WHAT THIS TASK INVOLVES — Scan the listing that follows and report how many lines contain "upright". Write the number alone.

DATASET ROWS —
________________________________________

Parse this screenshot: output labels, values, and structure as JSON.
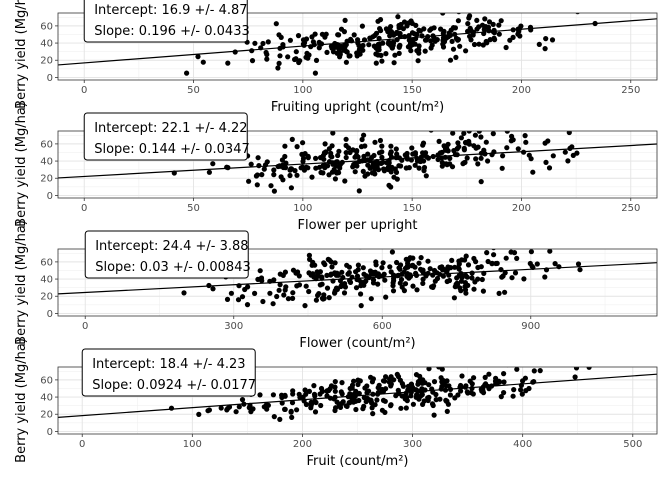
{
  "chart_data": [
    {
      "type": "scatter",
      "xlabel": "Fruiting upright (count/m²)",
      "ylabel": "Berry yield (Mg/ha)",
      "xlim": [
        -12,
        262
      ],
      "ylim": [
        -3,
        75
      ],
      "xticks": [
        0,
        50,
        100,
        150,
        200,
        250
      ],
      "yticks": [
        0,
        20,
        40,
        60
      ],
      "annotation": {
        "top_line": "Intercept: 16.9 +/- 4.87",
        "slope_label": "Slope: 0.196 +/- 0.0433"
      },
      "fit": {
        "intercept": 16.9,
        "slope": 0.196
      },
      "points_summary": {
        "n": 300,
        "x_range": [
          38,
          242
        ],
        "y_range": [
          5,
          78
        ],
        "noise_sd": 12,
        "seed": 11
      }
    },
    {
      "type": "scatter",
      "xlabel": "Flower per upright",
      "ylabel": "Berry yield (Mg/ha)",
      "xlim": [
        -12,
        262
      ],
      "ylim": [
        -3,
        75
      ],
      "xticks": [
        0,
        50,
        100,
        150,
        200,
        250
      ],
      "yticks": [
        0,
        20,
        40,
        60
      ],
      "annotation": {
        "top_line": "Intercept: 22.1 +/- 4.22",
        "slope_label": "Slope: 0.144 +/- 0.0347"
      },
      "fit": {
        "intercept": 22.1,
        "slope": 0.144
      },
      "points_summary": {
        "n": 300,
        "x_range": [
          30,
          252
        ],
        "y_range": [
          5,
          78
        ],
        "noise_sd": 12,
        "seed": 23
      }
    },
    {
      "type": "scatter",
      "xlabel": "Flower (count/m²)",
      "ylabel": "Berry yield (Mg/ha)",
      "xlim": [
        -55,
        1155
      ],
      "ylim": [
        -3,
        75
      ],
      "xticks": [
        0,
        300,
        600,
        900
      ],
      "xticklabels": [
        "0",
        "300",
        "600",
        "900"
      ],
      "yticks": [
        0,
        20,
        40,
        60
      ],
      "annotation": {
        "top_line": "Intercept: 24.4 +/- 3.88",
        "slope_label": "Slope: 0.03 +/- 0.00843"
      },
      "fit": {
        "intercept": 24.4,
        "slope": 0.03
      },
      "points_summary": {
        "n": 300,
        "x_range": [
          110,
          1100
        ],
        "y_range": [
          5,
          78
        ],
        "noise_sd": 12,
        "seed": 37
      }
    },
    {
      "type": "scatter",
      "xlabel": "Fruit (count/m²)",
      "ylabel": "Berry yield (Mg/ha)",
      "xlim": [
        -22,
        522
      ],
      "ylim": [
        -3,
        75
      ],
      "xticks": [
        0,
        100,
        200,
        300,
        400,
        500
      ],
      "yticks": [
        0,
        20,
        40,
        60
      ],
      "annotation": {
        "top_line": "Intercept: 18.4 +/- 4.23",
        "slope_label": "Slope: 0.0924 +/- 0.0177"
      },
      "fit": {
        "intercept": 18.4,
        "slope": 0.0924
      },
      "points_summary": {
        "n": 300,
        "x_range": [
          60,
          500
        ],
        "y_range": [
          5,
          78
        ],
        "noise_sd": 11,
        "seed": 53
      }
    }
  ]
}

________________________________________

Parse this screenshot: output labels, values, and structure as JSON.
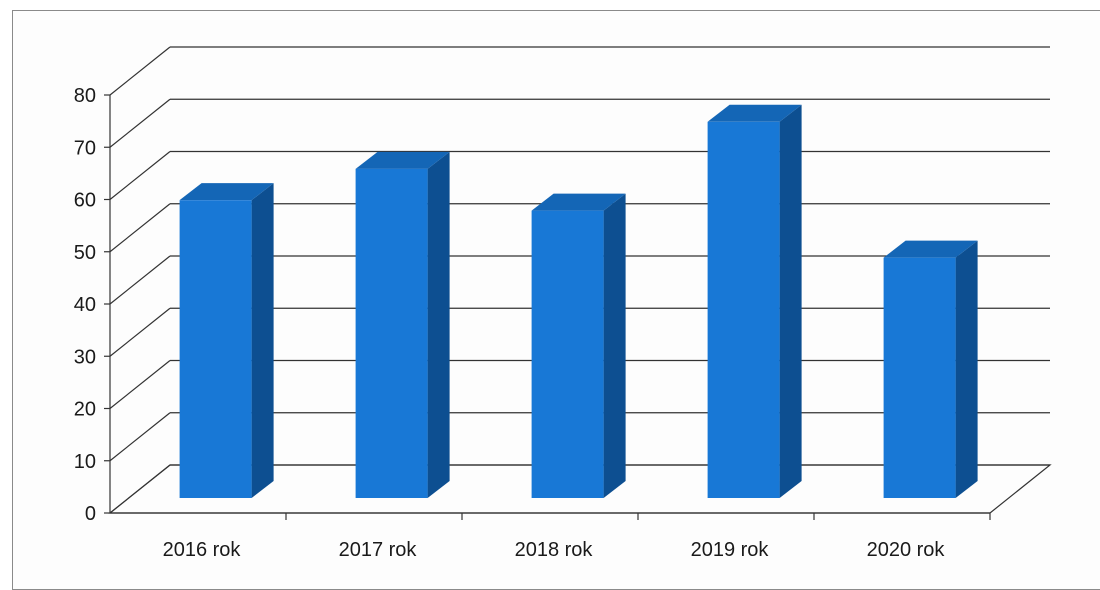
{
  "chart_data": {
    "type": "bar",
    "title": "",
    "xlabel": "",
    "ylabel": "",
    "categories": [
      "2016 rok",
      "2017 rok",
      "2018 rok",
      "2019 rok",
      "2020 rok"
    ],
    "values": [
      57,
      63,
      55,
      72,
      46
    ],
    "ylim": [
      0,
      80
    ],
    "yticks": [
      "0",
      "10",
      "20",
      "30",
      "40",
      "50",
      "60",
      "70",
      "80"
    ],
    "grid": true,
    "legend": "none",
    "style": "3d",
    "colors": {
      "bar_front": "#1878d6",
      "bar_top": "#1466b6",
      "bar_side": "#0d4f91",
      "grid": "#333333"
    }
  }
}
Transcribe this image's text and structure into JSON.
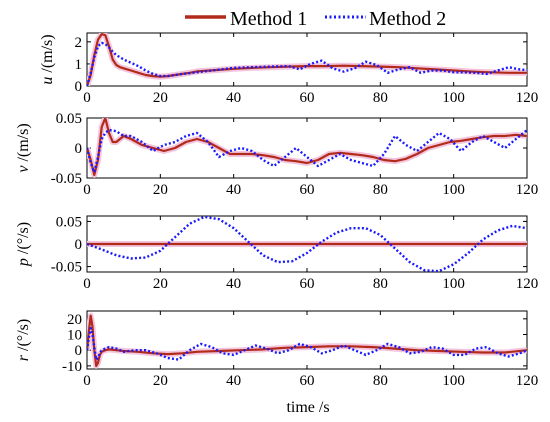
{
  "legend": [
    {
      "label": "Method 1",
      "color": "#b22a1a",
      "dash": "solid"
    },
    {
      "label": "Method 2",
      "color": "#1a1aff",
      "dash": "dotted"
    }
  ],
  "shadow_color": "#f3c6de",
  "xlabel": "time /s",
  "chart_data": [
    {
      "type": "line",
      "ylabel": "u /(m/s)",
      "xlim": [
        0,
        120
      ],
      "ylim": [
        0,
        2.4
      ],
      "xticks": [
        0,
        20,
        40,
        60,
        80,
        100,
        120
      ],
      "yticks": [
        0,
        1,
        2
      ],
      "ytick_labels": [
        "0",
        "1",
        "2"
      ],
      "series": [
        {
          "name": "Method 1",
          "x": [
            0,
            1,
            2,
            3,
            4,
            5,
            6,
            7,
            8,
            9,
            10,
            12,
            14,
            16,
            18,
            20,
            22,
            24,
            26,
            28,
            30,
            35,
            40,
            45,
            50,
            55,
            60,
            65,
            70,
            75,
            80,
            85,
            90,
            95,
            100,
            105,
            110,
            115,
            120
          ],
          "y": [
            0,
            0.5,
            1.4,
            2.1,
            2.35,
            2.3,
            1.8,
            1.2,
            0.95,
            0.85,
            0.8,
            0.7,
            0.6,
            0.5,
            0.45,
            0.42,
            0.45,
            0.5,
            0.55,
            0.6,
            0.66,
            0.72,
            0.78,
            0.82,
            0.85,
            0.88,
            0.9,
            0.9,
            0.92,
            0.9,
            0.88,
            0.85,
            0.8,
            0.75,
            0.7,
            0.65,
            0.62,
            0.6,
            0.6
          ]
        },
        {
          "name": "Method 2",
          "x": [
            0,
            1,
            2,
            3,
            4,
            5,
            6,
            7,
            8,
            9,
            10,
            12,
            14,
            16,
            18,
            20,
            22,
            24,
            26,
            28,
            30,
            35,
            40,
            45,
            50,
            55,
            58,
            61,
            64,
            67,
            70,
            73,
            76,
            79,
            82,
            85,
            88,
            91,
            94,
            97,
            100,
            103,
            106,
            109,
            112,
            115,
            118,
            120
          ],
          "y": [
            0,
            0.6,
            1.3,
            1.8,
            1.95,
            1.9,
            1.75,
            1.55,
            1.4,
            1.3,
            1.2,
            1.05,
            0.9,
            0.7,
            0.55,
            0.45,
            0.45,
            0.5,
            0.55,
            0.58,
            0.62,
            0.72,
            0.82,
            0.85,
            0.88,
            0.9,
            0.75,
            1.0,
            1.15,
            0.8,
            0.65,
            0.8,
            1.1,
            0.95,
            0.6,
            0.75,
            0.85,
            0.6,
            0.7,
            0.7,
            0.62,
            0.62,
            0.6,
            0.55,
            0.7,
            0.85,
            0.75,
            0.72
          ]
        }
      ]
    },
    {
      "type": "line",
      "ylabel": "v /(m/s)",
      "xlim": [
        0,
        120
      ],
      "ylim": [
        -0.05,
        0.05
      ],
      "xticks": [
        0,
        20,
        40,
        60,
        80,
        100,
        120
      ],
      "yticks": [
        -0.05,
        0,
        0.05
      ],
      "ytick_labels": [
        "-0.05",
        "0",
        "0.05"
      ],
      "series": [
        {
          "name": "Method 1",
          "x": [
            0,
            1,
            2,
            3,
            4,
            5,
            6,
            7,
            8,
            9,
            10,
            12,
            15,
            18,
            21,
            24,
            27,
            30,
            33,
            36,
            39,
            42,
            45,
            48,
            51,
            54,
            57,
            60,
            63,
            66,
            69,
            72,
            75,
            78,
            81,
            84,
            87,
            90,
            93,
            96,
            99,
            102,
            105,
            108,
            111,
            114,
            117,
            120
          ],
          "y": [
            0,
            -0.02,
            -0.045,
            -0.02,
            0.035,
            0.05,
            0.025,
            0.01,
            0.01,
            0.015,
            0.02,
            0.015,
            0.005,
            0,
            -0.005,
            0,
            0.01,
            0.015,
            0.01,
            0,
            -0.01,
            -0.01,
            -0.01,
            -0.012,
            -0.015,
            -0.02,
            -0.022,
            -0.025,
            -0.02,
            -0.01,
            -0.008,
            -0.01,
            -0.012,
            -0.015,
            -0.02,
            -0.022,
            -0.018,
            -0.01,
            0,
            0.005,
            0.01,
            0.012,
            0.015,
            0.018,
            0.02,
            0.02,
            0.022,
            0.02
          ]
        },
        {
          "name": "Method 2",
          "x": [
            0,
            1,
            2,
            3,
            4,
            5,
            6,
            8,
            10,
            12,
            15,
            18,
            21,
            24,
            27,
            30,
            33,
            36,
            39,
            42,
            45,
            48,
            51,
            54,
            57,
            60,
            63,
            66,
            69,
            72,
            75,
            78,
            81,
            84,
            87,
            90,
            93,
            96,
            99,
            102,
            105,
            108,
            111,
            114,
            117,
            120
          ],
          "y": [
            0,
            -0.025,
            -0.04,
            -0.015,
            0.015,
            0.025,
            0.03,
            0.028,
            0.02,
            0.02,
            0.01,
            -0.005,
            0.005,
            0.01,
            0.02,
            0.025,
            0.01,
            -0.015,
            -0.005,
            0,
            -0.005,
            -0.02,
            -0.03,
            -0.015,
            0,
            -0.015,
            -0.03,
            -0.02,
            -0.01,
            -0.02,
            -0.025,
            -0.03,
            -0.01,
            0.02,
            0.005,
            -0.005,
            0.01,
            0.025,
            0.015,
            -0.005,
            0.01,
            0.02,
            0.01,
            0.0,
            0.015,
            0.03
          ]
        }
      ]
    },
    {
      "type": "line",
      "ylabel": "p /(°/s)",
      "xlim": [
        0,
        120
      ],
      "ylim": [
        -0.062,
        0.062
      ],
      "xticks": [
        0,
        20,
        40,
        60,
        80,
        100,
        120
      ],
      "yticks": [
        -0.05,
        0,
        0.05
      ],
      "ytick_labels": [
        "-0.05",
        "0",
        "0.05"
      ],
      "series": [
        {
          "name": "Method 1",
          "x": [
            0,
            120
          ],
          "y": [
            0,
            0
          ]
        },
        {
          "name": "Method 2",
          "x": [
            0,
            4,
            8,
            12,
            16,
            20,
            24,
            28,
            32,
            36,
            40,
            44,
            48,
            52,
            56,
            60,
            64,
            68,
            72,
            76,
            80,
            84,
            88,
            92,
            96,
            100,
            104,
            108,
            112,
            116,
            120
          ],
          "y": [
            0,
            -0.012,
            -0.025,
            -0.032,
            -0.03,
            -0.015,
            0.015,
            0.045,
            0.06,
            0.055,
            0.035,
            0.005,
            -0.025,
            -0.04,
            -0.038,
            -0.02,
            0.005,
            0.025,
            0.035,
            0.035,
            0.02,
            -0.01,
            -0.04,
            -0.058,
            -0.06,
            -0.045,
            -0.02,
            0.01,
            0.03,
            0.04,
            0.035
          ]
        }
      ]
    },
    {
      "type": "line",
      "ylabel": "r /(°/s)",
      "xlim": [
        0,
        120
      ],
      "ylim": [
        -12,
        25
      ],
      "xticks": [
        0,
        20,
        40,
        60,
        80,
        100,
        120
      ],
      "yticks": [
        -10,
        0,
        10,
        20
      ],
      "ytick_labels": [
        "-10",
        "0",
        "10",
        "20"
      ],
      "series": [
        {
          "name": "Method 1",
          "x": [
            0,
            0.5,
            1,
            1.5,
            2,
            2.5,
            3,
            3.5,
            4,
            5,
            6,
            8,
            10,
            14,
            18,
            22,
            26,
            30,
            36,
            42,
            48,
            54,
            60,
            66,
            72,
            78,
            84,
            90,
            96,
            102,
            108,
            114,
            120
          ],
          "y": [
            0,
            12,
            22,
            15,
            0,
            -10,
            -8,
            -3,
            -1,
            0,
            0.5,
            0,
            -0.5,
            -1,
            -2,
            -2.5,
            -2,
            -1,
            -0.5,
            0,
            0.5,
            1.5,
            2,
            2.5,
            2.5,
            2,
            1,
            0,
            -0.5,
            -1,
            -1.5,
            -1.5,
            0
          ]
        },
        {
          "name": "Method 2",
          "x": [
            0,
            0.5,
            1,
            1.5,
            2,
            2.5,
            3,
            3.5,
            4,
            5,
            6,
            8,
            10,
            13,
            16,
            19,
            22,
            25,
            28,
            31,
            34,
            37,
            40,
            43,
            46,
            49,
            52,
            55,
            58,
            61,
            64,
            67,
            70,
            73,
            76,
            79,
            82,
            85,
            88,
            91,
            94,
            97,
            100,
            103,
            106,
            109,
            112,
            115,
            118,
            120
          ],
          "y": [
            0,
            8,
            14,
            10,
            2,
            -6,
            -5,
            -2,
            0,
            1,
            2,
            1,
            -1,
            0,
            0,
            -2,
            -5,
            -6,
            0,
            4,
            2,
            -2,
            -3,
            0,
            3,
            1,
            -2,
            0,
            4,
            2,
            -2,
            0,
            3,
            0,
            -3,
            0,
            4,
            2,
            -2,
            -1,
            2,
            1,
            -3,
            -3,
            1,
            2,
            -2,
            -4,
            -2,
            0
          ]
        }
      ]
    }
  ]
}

________________________________________

WORKED SOLUTION — 2